WHAT THE TASK REQUIRES = Locate the line containing "Read out every word on this page." in the material below; repeat it and every line after it, exactly as written.

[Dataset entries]
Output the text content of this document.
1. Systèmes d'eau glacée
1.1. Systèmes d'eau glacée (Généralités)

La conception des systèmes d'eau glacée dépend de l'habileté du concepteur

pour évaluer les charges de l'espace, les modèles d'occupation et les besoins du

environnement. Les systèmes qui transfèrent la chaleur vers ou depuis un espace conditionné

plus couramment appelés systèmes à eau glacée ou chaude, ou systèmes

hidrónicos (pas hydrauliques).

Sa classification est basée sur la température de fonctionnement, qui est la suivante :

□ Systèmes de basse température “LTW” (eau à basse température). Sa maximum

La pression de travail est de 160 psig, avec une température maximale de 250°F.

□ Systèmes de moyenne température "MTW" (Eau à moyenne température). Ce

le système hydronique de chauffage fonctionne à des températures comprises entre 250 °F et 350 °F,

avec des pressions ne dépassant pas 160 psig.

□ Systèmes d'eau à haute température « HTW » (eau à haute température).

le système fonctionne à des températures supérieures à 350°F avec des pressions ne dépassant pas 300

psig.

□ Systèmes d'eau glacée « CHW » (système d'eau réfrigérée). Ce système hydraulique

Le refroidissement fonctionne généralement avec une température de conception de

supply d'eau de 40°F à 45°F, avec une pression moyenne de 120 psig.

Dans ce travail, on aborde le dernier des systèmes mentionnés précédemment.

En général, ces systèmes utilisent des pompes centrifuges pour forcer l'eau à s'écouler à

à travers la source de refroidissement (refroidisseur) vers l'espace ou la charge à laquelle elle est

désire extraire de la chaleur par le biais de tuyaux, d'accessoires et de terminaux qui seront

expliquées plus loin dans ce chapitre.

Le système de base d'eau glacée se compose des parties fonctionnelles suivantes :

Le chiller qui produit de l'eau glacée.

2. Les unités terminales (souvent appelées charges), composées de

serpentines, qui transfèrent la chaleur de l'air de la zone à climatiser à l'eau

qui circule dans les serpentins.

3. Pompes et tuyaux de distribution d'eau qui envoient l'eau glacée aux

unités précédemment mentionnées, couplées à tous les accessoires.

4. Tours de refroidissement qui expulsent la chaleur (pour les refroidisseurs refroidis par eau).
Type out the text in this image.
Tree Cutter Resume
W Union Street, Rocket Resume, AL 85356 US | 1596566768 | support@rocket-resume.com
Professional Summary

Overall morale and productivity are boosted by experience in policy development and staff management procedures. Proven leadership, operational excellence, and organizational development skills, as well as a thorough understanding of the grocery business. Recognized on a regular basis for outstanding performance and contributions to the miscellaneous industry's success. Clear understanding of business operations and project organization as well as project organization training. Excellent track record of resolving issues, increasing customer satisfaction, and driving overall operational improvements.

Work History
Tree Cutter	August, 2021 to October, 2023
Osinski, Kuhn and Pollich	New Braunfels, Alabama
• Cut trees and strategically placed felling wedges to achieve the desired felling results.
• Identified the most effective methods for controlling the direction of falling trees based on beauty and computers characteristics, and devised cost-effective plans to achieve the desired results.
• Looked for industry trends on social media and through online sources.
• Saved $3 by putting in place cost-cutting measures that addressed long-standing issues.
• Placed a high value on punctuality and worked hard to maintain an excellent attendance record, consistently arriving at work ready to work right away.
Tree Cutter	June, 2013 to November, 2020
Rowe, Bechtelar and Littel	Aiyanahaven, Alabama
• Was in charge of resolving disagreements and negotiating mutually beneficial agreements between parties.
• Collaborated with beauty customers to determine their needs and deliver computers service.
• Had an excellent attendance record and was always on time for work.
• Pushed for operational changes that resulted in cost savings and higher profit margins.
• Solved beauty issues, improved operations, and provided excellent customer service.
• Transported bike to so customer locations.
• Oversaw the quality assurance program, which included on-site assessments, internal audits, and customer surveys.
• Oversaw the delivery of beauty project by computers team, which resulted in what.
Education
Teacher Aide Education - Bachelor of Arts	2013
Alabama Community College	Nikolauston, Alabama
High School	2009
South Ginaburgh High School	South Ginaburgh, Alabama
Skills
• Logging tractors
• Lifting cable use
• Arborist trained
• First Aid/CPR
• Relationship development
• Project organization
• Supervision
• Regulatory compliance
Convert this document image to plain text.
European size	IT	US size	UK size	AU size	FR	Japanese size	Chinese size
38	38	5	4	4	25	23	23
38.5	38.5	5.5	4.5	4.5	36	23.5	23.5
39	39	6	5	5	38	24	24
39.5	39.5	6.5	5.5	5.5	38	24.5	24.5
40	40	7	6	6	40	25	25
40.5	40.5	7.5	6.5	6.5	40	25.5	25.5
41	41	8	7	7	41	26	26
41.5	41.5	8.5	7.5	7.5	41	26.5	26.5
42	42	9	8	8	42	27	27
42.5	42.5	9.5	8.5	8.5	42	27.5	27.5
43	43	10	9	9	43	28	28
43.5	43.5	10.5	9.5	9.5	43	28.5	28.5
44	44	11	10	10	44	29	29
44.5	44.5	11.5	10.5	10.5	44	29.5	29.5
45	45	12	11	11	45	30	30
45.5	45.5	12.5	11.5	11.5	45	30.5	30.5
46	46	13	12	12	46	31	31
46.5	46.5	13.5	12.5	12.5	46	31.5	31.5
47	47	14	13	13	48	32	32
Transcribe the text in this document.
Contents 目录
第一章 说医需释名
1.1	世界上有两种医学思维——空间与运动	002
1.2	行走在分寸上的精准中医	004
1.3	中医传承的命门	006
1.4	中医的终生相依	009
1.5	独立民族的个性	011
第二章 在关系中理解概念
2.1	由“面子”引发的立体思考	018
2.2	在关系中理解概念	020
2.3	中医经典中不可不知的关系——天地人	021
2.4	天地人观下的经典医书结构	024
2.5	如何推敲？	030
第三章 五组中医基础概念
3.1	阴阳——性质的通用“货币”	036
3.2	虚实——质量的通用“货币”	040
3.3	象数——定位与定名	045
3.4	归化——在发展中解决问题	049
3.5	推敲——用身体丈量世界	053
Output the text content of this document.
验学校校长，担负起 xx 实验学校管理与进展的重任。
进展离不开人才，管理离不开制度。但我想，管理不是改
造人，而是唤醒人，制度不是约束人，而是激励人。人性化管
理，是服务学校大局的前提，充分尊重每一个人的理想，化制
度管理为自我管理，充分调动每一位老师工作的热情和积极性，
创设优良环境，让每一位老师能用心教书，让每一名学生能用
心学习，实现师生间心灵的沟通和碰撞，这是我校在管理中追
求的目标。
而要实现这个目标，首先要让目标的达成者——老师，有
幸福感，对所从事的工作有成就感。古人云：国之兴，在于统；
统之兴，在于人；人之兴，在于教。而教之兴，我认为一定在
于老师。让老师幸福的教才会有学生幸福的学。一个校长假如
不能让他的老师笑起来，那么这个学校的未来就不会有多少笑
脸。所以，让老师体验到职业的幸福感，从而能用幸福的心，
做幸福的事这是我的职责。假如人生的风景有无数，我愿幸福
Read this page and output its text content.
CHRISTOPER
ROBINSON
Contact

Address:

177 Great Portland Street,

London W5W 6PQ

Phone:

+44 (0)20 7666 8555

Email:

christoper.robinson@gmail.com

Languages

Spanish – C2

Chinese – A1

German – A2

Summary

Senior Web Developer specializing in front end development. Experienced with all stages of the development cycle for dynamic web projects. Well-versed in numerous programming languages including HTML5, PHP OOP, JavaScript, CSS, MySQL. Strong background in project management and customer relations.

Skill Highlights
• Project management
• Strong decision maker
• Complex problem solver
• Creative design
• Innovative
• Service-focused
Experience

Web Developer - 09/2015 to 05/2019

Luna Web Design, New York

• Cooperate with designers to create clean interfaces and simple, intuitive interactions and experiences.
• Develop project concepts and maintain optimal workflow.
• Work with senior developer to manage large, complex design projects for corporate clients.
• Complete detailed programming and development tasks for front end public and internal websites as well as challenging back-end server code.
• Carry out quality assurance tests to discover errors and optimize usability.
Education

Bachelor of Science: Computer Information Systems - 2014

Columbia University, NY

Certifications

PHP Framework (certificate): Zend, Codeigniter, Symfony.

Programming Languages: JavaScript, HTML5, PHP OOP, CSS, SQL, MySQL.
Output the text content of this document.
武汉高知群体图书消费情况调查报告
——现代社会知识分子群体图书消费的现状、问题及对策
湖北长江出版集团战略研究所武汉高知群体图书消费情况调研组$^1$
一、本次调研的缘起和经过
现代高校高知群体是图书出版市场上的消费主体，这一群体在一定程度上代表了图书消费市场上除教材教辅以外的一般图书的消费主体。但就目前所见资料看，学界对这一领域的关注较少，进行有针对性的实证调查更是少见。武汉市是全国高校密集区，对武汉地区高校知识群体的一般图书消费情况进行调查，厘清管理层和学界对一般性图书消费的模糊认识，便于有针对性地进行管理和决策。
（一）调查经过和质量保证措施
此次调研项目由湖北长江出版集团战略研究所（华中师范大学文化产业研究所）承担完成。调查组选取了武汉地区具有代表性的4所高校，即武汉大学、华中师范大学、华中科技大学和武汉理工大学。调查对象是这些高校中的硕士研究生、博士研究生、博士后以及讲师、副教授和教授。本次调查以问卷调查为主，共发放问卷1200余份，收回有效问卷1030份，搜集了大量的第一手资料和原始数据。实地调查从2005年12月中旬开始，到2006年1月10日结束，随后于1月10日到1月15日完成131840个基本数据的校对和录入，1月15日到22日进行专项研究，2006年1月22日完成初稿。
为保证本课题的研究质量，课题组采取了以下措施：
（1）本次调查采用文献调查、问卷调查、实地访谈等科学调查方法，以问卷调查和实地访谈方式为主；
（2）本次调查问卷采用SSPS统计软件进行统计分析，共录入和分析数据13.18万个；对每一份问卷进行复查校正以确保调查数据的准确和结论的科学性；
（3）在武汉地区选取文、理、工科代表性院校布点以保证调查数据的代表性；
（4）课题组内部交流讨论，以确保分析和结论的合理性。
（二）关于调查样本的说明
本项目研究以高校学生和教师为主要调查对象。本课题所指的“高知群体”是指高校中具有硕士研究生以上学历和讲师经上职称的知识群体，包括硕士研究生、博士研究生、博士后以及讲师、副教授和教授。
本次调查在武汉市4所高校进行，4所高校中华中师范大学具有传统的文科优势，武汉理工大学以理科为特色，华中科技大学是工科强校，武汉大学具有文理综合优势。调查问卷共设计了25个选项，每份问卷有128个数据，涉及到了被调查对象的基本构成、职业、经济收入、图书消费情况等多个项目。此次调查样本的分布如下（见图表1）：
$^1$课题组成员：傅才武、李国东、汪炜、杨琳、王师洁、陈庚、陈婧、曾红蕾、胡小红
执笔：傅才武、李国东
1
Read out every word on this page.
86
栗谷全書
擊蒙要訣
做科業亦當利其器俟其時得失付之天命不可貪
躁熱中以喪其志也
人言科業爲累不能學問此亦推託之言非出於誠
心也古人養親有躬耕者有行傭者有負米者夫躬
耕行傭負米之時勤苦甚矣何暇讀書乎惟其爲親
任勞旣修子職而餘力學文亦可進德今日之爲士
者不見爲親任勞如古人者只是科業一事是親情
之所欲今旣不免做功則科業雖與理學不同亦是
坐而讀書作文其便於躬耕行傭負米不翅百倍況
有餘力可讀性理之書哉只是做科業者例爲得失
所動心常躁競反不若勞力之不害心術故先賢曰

FINISHED EXERCISE =
Read out every word on this page.
86
栗谷全書
擊蒙要訣
做科業亦當利其器俟其時得失付之天命不可貪
躁熱中以喪其志也
人言科業爲累不能學問此亦推託之言非出於誠
心也古人養親有躬耕者有行傭者有負米者夫躬
耕行傭負米之時勤苦甚矣何暇讀書乎惟其爲親
任勞旣修子職而餘力學文亦可進德今日之爲士
者不見爲親任勞如古人者只是科業一事是親情
之所欲今旣不免做功則科業雖與理學不同亦是
坐而讀書作文其便於躬耕行傭負米不翅百倍況
有餘力可讀性理之書哉只是做科業者例爲得失
所動心常躁競反不若勞力之不害心術故先賢曰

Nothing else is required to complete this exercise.